### SET TASK
Check each line of the records below for the word "CONSEIL" and copy those where it appears.

### SOURCE MATERIAL
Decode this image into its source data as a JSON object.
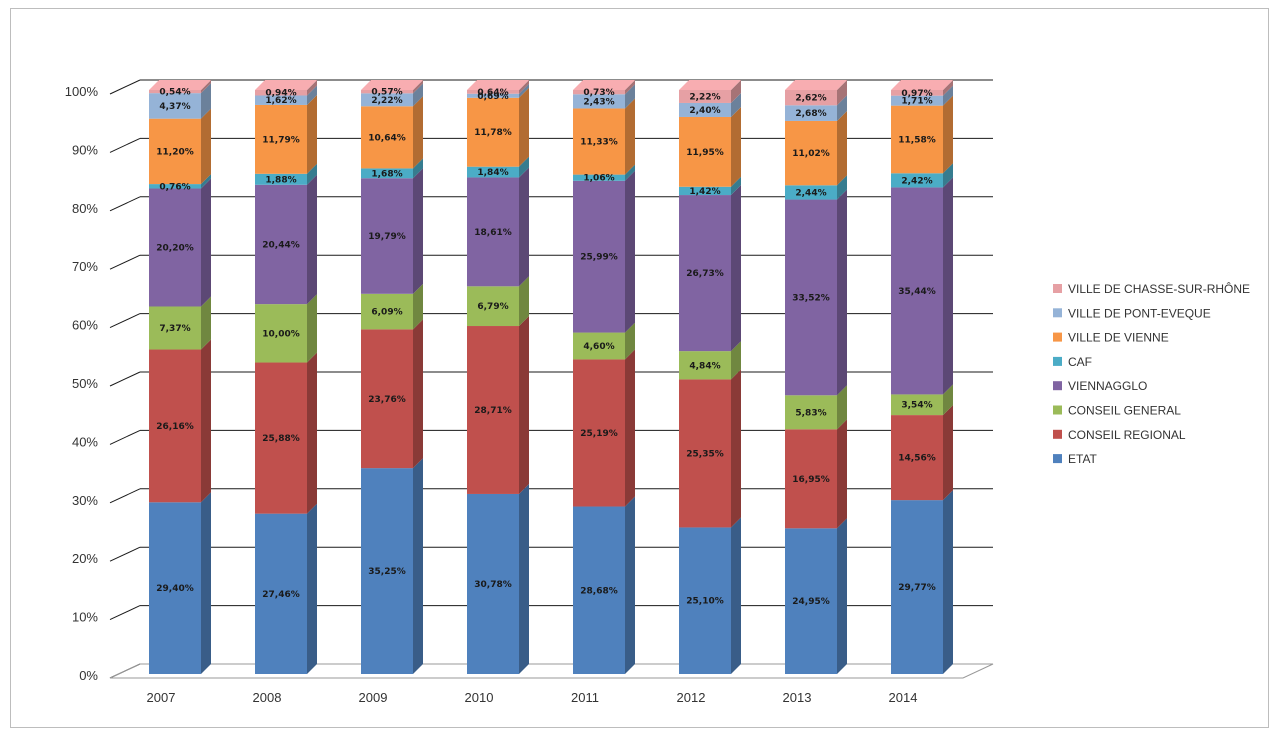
{
  "chart_data": {
    "type": "bar",
    "stacked": true,
    "percent_stacked": true,
    "three_d": true,
    "categories": [
      "2007",
      "2008",
      "2009",
      "2010",
      "2011",
      "2012",
      "2013",
      "2014"
    ],
    "y_ticks": [
      "0%",
      "10%",
      "20%",
      "30%",
      "40%",
      "50%",
      "60%",
      "70%",
      "80%",
      "90%",
      "100%"
    ],
    "ylim": [
      0,
      100
    ],
    "grid": true,
    "legend_position": "right",
    "series": [
      {
        "name": "ETAT",
        "color": "#4f81bd",
        "values": [
          29.4,
          27.46,
          35.25,
          30.78,
          28.68,
          25.1,
          24.95,
          29.77
        ],
        "labels": [
          "29,40%",
          "27,46%",
          "35,25%",
          "30,78%",
          "28,68%",
          "25,10%",
          "24,95%",
          "29,77%"
        ]
      },
      {
        "name": "CONSEIL REGIONAL",
        "color": "#c0504d",
        "values": [
          26.16,
          25.88,
          23.76,
          28.71,
          25.19,
          25.35,
          16.95,
          14.56
        ],
        "labels": [
          "26,16%",
          "25,88%",
          "23,76%",
          "28,71%",
          "25,19%",
          "25,35%",
          "16,95%",
          "14,56%"
        ]
      },
      {
        "name": "CONSEIL GENERAL",
        "color": "#9bbb59",
        "values": [
          7.37,
          10.0,
          6.09,
          6.79,
          4.6,
          4.84,
          5.83,
          3.54
        ],
        "labels": [
          "7,37%",
          "10,00%",
          "6,09%",
          "6,79%",
          "4,60%",
          "4,84%",
          "5,83%",
          "3,54%"
        ]
      },
      {
        "name": "VIENNAGGLO",
        "color": "#8064a2",
        "values": [
          20.2,
          20.44,
          19.79,
          18.61,
          25.99,
          26.73,
          33.52,
          35.44
        ],
        "labels": [
          "20,20%",
          "20,44%",
          "19,79%",
          "18,61%",
          "25,99%",
          "26,73%",
          "33,52%",
          "35,44%"
        ]
      },
      {
        "name": "CAF",
        "color": "#4bacc6",
        "values": [
          0.76,
          1.88,
          1.68,
          1.84,
          1.06,
          1.42,
          2.44,
          2.42
        ],
        "labels": [
          "0,76%",
          "1,88%",
          "1,68%",
          "1,84%",
          "1,06%",
          "1,42%",
          "2,44%",
          "2,42%"
        ]
      },
      {
        "name": "VILLE DE VIENNE",
        "color": "#f79646",
        "values": [
          11.2,
          11.79,
          10.64,
          11.78,
          11.33,
          11.95,
          11.02,
          11.58
        ],
        "labels": [
          "11,20%",
          "11,79%",
          "10,64%",
          "11,78%",
          "11,33%",
          "11,95%",
          "11,02%",
          "11,58%"
        ]
      },
      {
        "name": "VILLE DE PONT-EVEQUE",
        "color": "#95b3d7",
        "values": [
          4.37,
          1.62,
          2.22,
          0.69,
          2.43,
          2.4,
          2.68,
          1.71
        ],
        "labels": [
          "4,37%",
          "1,62%",
          "2,22%",
          "0,69%",
          "2,43%",
          "2,40%",
          "2,68%",
          "1,71%"
        ]
      },
      {
        "name": "VILLE DE CHASSE-SUR-RHÔNE",
        "color": "#e6a0a4",
        "values": [
          0.54,
          0.94,
          0.57,
          0.64,
          0.73,
          2.22,
          2.62,
          0.97
        ],
        "labels": [
          "0,54%",
          "0,94%",
          "0,57%",
          "0,64%",
          "0,73%",
          "2,22%",
          "2,62%",
          "0,97%"
        ]
      }
    ]
  }
}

### SOLVED PROBLEM
        "name": "CONSEIL REGIONAL",
        "name": "CONSEIL GENERAL",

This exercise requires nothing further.